(Dataset rows about figures)

+++

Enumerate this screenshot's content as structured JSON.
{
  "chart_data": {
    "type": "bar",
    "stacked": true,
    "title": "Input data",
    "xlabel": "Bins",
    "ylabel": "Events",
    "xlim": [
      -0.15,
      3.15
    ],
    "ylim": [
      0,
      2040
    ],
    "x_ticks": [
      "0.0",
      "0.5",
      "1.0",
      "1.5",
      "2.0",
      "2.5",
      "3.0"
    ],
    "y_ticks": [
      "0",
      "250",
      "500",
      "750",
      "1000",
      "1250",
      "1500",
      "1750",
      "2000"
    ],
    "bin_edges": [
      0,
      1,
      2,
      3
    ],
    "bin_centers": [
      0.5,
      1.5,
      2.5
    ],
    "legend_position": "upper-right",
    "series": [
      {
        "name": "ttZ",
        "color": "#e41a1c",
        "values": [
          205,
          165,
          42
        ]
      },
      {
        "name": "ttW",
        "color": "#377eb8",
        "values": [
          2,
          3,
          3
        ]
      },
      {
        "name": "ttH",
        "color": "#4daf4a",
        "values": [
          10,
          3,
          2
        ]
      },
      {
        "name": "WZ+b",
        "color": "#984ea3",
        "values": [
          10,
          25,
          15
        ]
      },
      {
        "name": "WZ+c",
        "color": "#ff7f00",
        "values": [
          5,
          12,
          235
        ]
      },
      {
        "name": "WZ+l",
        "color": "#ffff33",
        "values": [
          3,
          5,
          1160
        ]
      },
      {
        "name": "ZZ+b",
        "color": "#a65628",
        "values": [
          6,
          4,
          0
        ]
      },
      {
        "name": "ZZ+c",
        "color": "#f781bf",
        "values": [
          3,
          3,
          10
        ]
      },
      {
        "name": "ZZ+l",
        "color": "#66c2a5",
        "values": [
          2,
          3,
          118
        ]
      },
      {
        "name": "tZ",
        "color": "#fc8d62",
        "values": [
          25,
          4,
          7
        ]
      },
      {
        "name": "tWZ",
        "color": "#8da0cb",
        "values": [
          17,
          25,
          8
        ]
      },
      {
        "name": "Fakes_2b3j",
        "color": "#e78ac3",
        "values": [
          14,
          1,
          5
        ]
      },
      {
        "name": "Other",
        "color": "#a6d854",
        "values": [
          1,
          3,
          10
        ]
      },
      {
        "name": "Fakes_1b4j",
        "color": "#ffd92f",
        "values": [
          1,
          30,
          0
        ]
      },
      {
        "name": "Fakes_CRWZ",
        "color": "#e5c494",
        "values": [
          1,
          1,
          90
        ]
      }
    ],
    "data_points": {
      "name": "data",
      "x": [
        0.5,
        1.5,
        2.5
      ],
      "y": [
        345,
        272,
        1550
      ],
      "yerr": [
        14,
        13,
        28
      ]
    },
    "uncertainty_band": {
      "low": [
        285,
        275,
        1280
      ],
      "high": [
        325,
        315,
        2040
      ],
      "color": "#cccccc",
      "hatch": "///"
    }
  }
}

+++

Print all of the entries again, exactly as written.

Enumerate this screenshot's content as structured JSON.
{
  "chart_data": {
    "type": "bar",
    "stacked": true,
    "title": "Input data",
    "xlabel": "Bins",
    "ylabel": "Events",
    "xlim": [
      -0.15,
      3.15
    ],
    "ylim": [
      0,
      2040
    ],
    "x_ticks": [
      "0.0",
      "0.5",
      "1.0",
      "1.5",
      "2.0",
      "2.5",
      "3.0"
    ],
    "y_ticks": [
      "0",
      "250",
      "500",
      "750",
      "1000",
      "1250",
      "1500",
      "1750",
      "2000"
    ],
    "bin_edges": [
      0,
      1,
      2,
      3
    ],
    "bin_centers": [
      0.5,
      1.5,
      2.5
    ],
    "legend_position": "upper-right",
    "series": [
      {
        "name": "ttZ",
        "color": "#e41a1c",
        "values": [
          205,
          165,
          42
        ]
      },
      {
        "name": "ttW",
        "color": "#377eb8",
        "values": [
          2,
          3,
          3
        ]
      },
      {
        "name": "ttH",
        "color": "#4daf4a",
        "values": [
          10,
          3,
          2
        ]
      },
      {
        "name": "WZ+b",
        "color": "#984ea3",
        "values": [
          10,
          25,
          15
        ]
      },
      {
        "name": "WZ+c",
        "color": "#ff7f00",
        "values": [
          5,
          12,
          235
        ]
      },
      {
        "name": "WZ+l",
        "color": "#ffff33",
        "values": [
          3,
          5,
          1160
        ]
      },
      {
        "name": "ZZ+b",
        "color": "#a65628",
        "values": [
          6,
          4,
          0
        ]
      },
      {
        "name": "ZZ+c",
        "color": "#f781bf",
        "values": [
          3,
          3,
          10
        ]
      },
      {
        "name": "ZZ+l",
        "color": "#66c2a5",
        "values": [
          2,
          3,
          118
        ]
      },
      {
        "name": "tZ",
        "color": "#fc8d62",
        "values": [
          25,
          4,
          7
        ]
      },
      {
        "name": "tWZ",
        "color": "#8da0cb",
        "values": [
          17,
          25,
          8
        ]
      },
      {
        "name": "Fakes_2b3j",
        "color": "#e78ac3",
        "values": [
          14,
          1,
          5
        ]
      },
      {
        "name": "Other",
        "color": "#a6d854",
        "values": [
          1,
          3,
          10
        ]
      },
      {
        "name": "Fakes_1b4j",
        "color": "#ffd92f",
        "values": [
          1,
          30,
          0
        ]
      },
      {
        "name": "Fakes_CRWZ",
        "color": "#e5c494",
        "values": [
          1,
          1,
          90
        ]
      }
    ],
    "data_points": {
      "name": "data",
      "x": [
        0.5,
        1.5,
        2.5
      ],
      "y": [
        345,
        272,
        1550
      ],
      "yerr": [
        14,
        13,
        28
      ]
    },
    "uncertainty_band": {
      "low": [
        285,
        275,
        1280
      ],
      "high": [
        325,
        315,
        2040
      ],
      "color": "#cccccc",
      "hatch": "///"
    }
  }
}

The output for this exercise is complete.